-- Record extracts start --

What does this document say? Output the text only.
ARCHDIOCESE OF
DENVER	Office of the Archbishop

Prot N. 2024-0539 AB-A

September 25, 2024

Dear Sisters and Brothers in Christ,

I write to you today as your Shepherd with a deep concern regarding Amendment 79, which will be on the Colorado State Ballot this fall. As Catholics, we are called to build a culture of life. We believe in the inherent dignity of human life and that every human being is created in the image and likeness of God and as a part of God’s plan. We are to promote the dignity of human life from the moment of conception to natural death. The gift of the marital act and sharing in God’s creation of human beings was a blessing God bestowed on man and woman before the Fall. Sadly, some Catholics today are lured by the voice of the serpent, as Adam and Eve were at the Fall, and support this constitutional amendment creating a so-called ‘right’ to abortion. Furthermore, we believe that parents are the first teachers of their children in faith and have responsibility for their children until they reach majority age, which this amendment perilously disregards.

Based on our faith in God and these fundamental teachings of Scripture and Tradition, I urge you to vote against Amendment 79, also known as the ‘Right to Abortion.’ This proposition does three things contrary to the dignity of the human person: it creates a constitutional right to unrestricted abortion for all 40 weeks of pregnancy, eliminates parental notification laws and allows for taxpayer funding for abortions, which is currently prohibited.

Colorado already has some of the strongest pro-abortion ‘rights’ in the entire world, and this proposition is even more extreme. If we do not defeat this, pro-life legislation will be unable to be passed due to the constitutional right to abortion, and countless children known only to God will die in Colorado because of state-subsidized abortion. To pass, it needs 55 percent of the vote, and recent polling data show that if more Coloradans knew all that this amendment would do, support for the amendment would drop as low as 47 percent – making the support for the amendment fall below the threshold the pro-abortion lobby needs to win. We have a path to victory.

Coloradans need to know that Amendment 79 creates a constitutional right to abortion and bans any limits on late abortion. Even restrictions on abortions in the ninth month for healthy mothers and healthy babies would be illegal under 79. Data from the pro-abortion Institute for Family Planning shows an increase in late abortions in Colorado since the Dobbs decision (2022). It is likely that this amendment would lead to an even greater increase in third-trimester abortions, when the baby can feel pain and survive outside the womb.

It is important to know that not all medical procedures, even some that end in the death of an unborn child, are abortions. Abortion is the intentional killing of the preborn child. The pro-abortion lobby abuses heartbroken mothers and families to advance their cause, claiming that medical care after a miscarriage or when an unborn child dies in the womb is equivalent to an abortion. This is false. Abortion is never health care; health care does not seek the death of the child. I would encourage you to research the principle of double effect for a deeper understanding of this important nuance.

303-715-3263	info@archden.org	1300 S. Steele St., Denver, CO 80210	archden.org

-- Record extracts end --

#### [Exercise instructions]
All of the entries must be written out exactly as they stand.

#### [Exercise output]
What does this document say? Output the text only.
ARCHDIOCESE OF
DENVER	Office of the Archbishop

Prot N. 2024-0539 AB-A

September 25, 2024

Dear Sisters and Brothers in Christ,

I write to you today as your Shepherd with a deep concern regarding Amendment 79, which will be on the Colorado State Ballot this fall. As Catholics, we are called to build a culture of life. We believe in the inherent dignity of human life and that every human being is created in the image and likeness of God and as a part of God’s plan. We are to promote the dignity of human life from the moment of conception to natural death. The gift of the marital act and sharing in God’s creation of human beings was a blessing God bestowed on man and woman before the Fall. Sadly, some Catholics today are lured by the voice of the serpent, as Adam and Eve were at the Fall, and support this constitutional amendment creating a so-called ‘right’ to abortion. Furthermore, we believe that parents are the first teachers of their children in faith and have responsibility for their children until they reach majority age, which this amendment perilously disregards.

Based on our faith in God and these fundamental teachings of Scripture and Tradition, I urge you to vote against Amendment 79, also known as the ‘Right to Abortion.’ This proposition does three things contrary to the dignity of the human person: it creates a constitutional right to unrestricted abortion for all 40 weeks of pregnancy, eliminates parental notification laws and allows for taxpayer funding for abortions, which is currently prohibited.

Colorado already has some of the strongest pro-abortion ‘rights’ in the entire world, and this proposition is even more extreme. If we do not defeat this, pro-life legislation will be unable to be passed due to the constitutional right to abortion, and countless children known only to God will die in Colorado because of state-subsidized abortion. To pass, it needs 55 percent of the vote, and recent polling data show that if more Coloradans knew all that this amendment would do, support for the amendment would drop as low as 47 percent – making the support for the amendment fall below the threshold the pro-abortion lobby needs to win. We have a path to victory.

Coloradans need to know that Amendment 79 creates a constitutional right to abortion and bans any limits on late abortion. Even restrictions on abortions in the ninth month for healthy mothers and healthy babies would be illegal under 79. Data from the pro-abortion Institute for Family Planning shows an increase in late abortions in Colorado since the Dobbs decision (2022). It is likely that this amendment would lead to an even greater increase in third-trimester abortions, when the baby can feel pain and survive outside the womb.

It is important to know that not all medical procedures, even some that end in the death of an unborn child, are abortions. Abortion is the intentional killing of the preborn child. The pro-abortion lobby abuses heartbroken mothers and families to advance their cause, claiming that medical care after a miscarriage or when an unborn child dies in the womb is equivalent to an abortion. This is false. Abortion is never health care; health care does not seek the death of the child. I would encourage you to research the principle of double effect for a deeper understanding of this important nuance.

303-715-3263	info@archden.org	1300 S. Steele St., Denver, CO 80210	archden.org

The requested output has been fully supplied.